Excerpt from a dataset
=====

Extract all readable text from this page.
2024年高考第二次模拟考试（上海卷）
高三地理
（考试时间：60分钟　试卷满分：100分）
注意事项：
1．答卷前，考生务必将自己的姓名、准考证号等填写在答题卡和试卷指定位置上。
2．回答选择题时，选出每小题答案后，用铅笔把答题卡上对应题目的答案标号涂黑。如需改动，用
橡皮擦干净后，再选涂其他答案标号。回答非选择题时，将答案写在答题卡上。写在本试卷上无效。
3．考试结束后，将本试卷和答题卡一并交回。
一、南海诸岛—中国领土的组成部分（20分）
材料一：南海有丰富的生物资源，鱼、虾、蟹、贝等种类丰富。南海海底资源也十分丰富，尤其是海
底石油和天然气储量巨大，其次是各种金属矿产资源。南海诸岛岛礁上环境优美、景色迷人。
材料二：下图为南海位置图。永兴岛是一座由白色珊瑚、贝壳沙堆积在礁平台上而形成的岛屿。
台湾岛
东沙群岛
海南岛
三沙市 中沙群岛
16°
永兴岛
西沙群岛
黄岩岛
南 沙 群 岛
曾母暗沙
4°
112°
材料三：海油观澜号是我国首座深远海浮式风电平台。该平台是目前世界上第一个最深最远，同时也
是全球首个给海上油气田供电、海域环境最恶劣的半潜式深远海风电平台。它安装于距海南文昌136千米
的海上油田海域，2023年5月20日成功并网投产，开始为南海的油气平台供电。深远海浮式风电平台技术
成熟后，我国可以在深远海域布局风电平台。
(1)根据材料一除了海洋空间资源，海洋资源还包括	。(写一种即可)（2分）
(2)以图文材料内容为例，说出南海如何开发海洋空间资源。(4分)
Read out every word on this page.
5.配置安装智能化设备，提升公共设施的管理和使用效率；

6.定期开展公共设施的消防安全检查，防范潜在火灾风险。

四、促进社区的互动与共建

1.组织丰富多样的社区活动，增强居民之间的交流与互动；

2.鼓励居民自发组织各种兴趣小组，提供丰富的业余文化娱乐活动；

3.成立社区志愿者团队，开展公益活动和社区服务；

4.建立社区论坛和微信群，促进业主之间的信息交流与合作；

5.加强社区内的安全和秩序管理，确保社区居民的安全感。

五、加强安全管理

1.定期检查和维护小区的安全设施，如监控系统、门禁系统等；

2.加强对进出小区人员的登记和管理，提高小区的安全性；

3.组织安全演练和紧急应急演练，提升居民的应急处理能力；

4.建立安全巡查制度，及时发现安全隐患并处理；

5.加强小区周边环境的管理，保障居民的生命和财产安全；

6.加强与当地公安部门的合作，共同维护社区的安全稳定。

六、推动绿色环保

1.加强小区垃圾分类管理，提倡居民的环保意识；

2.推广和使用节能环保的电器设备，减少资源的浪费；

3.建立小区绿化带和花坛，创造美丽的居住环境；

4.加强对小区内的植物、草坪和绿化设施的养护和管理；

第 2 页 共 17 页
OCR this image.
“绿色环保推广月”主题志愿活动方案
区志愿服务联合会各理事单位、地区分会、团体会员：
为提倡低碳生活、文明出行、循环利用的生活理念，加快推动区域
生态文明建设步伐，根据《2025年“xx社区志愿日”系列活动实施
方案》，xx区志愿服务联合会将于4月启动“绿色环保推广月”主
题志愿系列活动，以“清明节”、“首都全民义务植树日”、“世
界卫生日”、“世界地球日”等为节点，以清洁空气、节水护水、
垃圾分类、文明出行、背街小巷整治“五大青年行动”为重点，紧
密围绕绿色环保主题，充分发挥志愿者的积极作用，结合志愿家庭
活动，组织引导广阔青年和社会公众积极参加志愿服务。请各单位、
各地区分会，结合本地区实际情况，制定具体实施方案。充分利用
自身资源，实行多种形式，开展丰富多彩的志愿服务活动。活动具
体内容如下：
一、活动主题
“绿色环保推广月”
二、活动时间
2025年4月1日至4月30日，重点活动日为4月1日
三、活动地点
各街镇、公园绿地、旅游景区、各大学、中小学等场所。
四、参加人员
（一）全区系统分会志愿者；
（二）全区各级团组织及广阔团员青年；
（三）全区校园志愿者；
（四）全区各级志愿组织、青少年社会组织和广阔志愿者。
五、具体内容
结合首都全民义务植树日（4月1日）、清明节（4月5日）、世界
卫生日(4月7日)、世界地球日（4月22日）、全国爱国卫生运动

=====

Read the data above and count the lines that include "page". Answer only with the count.

Result of the task - 2